* Exercise prompt *
Show all lines from the records below in which the string "Strengen" is present.

Page text dataset records:
>>>

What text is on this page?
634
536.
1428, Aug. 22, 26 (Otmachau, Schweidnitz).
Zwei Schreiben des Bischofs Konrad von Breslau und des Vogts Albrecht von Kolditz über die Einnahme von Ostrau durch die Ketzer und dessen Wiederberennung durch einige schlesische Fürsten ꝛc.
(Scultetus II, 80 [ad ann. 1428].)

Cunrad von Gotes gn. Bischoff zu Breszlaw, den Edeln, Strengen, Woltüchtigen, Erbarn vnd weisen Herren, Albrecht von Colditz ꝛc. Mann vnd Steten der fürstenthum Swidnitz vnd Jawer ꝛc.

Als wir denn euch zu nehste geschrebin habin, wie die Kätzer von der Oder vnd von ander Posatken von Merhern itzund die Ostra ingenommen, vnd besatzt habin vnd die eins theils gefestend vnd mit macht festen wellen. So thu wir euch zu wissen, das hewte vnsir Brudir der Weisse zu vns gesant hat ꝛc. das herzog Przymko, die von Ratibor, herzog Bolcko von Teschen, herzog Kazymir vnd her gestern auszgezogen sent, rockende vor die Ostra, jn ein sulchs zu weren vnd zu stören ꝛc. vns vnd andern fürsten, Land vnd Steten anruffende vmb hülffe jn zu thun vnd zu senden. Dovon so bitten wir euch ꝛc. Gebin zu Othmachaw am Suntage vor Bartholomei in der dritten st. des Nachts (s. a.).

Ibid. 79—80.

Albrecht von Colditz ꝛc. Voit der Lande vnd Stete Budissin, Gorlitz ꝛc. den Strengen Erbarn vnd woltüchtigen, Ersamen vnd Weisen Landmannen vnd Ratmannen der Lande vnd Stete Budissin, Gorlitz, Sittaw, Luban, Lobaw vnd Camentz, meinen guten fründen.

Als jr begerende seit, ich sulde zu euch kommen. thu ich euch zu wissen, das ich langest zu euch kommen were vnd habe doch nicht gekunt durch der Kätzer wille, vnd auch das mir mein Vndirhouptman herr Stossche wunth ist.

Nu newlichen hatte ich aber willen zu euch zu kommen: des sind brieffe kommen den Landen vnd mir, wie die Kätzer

<<<

* Solution to the exercise *
Cunrad von Gotes gn. Bischoff zu Breszlaw, den Edeln, Strengen, Woltüchtigen, Erbarn vnd weisen Herren, Albrecht von Colditz ꝛc. Mann vnd Steten der fürstenthum Swidnitz vnd Jawer ꝛc.
Albrecht von Colditz ꝛc. Voit der Lande vnd Stete Budissin, Gorlitz ꝛc. den Strengen Erbarn vnd woltüchtigen, Ersamen vnd Weisen Landmannen vnd Ratmannen der Lande vnd Stete Budissin, Gorlitz, Sittaw, Luban, Lobaw vnd Camentz, meinen guten fründen.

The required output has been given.